# Stored records
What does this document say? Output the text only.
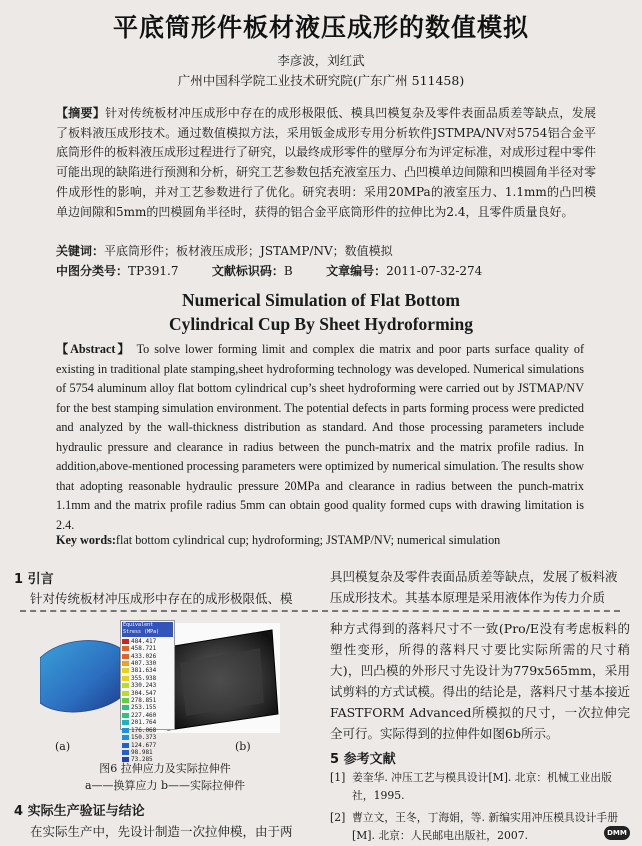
平底筒形件板材液压成形的数值模拟
李彦波，刘红武
广州中国科学院工业技术研究院(广东广州 511458)
【摘要】针对传统板材冲压成形中存在的成形极限低、模具凹模复杂及零件表面品质差等缺点，发展了板料液压成形技术。通过数值模拟方法，采用钣金成形专用分析软件JSTMPA/NV对5754铝合金平底筒形件的板料液压成形过程进行了研究，以最终成形零件的壁厚分布为评定标准，对成形过程中零件可能出现的缺陷进行预测和分析，研究工艺参数包括充液室压力、凸凹模单边间隙和凹模圆角半径对零件成形性的影响，并对工艺参数进行了优化。研究表明：采用20MPa的液室压力、1.1mm的凸凹模单边间隙和5mm的凹模圆角半径时，获得的铝合金平底筒形件的拉伸比为2.4，且零件质量良好。
关键词：平底筒形件；板材液压成形；JSTAMP/NV；数值模拟
中图分类号：TP391.7	文献标识码：B	文章编号：2011-07-32-274
Numerical Simulation of Flat Bottom
Cylindrical Cup By Sheet Hydroforming
【Abstract】 To solve lower forming limit and complex die matrix and poor parts surface quality of existing in traditional plate stamping,sheet hydroforming technology was developed. Numerical simulations of 5754 aluminum alloy flat bottom cylindrical cup’s sheet hydroforming were carried out by JSTMAP/NV for the best stamping simulation environment. The potential defects in parts forming process were predicted and analyzed by the wall-thickness distribution as standard. And those processing parameters include hydraulic pressure and clearance in radius between the punch-matrix and the matrix profile radius. In addition,above-mentioned processing parameters were optimized by numerical simulation. The results show that adopting reasonable hydraulic pressure 20MPa and clearance in radius between the punch-matrix 1.1mm and the matrix profile radius 5mm can obtain good quality formed cups with drawing limitation is 2.4.
Key words:flat bottom cylindrical cup; hydroforming; JSTAMP/NV; numerical simulation
1 引言
针对传统板材冲压成形中存在的成形极限低、模
具凹模复杂及零件表面品质差等缺点，发展了板料液
压成形技术。其基本原理是采用液体作为传力介质
Equivalent Stress (MPa)
484.417
458.721
433.026
407.330
381.634
355.938
330.243
304.547
278.851
253.155
227.460
201.764
176.068
150.373
124.677
98.981
73.285
(a)	(b)
图6 拉伸应力及实际拉伸件
a——换算应力 b——实际拉伸件
4 实际生产验证与结论
在实际生产中，先设计制造一次拉伸模，由于两
种方式得到的落料尺寸不一致(Pro/E没有考虑板料的塑性变形，所得的落料尺寸要比实际所需的尺寸稍大)，凹凸模的外形尺寸先设计为779x565mm，采用试剪料的方式试模。得出的结论是，落料尺寸基本接近FASTFORM Advanced所模拟的尺寸，一次拉伸完全可行。实际得到的拉伸件如图6b所示。
5 参考文献
[1] 姜奎华. 冲压工艺与模具设计[M]. 北京：机械工业出版社，1995.
[2] 曹立文，王冬，丁海娟，等. 新编实用冲压模具设计手册[M]. 北京：人民邮电出版社，2007.	DMM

# Short task
Return to the listing above and set it down exactly, leaving out its pictures.

# Answer to this exercise
What does this document say? Output the text only.
平底筒形件板材液压成形的数值模拟
李彦波，刘红武
广州中国科学院工业技术研究院(广东广州 511458)
【摘要】针对传统板材冲压成形中存在的成形极限低、模具凹模复杂及零件表面品质差等缺点，发展了板料液压成形技术。通过数值模拟方法，采用钣金成形专用分析软件JSTMPA/NV对5754铝合金平底筒形件的板料液压成形过程进行了研究，以最终成形零件的壁厚分布为评定标准，对成形过程中零件可能出现的缺陷进行预测和分析，研究工艺参数包括充液室压力、凸凹模单边间隙和凹模圆角半径对零件成形性的影响，并对工艺参数进行了优化。研究表明：采用20MPa的液室压力、1.1mm的凸凹模单边间隙和5mm的凹模圆角半径时，获得的铝合金平底筒形件的拉伸比为2.4，且零件质量良好。
关键词：平底筒形件；板材液压成形；JSTAMP/NV；数值模拟
中图分类号：TP391.7	文献标识码：B	文章编号：2011-07-32-274
Numerical Simulation of Flat Bottom
Cylindrical Cup By Sheet Hydroforming
【Abstract】 To solve lower forming limit and complex die matrix and poor parts surface quality of existing in traditional plate stamping,sheet hydroforming technology was developed. Numerical simulations of 5754 aluminum alloy flat bottom cylindrical cup’s sheet hydroforming were carried out by JSTMAP/NV for the best stamping simulation environment. The potential defects in parts forming process were predicted and analyzed by the wall-thickness distribution as standard. And those processing parameters include hydraulic pressure and clearance in radius between the punch-matrix and the matrix profile radius. In addition,above-mentioned processing parameters were optimized by numerical simulation. The results show that adopting reasonable hydraulic pressure 20MPa and clearance in radius between the punch-matrix 1.1mm and the matrix profile radius 5mm can obtain good quality formed cups with drawing limitation is 2.4.
Key words:flat bottom cylindrical cup; hydroforming; JSTAMP/NV; numerical simulation
1 引言
针对传统板材冲压成形中存在的成形极限低、模
具凹模复杂及零件表面品质差等缺点，发展了板料液
压成形技术。其基本原理是采用液体作为传力介质
Equivalent Stress (MPa)
484.417
458.721
433.026
407.330
381.634
355.938
330.243
304.547
278.851
253.155
227.460
201.764
176.068
150.373
124.677
98.981
73.285
(a)	(b)
图6 拉伸应力及实际拉伸件
a——换算应力 b——实际拉伸件
4 实际生产验证与结论
在实际生产中，先设计制造一次拉伸模，由于两
种方式得到的落料尺寸不一致(Pro/E没有考虑板料的塑性变形，所得的落料尺寸要比实际所需的尺寸稍大)，凹凸模的外形尺寸先设计为779x565mm，采用试剪料的方式试模。得出的结论是，落料尺寸基本接近FASTFORM Advanced所模拟的尺寸，一次拉伸完全可行。实际得到的拉伸件如图6b所示。
5 参考文献
[1] 姜奎华. 冲压工艺与模具设计[M]. 北京：机械工业出版社，1995.
[2] 曹立文，王冬，丁海娟，等. 新编实用冲压模具设计手册[M]. 北京：人民邮电出版社，2007.	DMM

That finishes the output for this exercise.